- What to do: Reproduce all entries word for word.

[Dataset excerpts]
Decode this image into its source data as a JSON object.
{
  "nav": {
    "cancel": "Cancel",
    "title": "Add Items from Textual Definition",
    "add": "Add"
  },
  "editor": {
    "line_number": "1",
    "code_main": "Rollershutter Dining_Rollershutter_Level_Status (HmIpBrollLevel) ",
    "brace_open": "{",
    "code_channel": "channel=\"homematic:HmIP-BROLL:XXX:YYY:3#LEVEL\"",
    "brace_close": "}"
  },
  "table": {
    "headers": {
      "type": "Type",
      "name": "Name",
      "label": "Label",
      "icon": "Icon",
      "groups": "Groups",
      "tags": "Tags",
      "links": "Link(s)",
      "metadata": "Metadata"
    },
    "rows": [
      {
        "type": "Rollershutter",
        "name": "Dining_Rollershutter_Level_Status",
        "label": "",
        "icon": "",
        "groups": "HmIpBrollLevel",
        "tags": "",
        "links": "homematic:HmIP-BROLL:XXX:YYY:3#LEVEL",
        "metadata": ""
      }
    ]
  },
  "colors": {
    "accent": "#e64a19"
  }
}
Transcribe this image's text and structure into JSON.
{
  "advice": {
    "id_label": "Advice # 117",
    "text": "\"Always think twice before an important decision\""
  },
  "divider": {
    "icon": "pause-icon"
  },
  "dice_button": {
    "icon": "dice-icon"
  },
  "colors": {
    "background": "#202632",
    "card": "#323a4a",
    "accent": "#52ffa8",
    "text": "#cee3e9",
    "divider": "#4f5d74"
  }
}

- Written response:
Decode this image into its source data as a JSON object.
{
  "nav": {
    "cancel": "Cancel",
    "title": "Add Items from Textual Definition",
    "add": "Add"
  },
  "editor": {
    "line_number": "1",
    "code_main": "Rollershutter Dining_Rollershutter_Level_Status (HmIpBrollLevel) ",
    "brace_open": "{",
    "code_channel": "channel=\"homematic:HmIP-BROLL:XXX:YYY:3#LEVEL\"",
    "brace_close": "}"
  },
  "table": {
    "headers": {
      "type": "Type",
      "name": "Name",
      "label": "Label",
      "icon": "Icon",
      "groups": "Groups",
      "tags": "Tags",
      "links": "Link(s)",
      "metadata": "Metadata"
    },
    "rows": [
      {
        "type": "Rollershutter",
        "name": "Dining_Rollershutter_Level_Status",
        "label": "",
        "icon": "",
        "groups": "HmIpBrollLevel",
        "tags": "",
        "links": "homematic:HmIP-BROLL:XXX:YYY:3#LEVEL",
        "metadata": ""
      }
    ]
  },
  "colors": {
    "accent": "#e64a19"
  }
}
Transcribe this image's text and structure into JSON.
{
  "advice": {
    "id_label": "Advice # 117",
    "text": "\"Always think twice before an important decision\""
  },
  "divider": {
    "icon": "pause-icon"
  },
  "dice_button": {
    "icon": "dice-icon"
  },
  "colors": {
    "background": "#202632",
    "card": "#323a4a",
    "accent": "#52ffa8",
    "text": "#cee3e9",
    "divider": "#4f5d74"
  }
}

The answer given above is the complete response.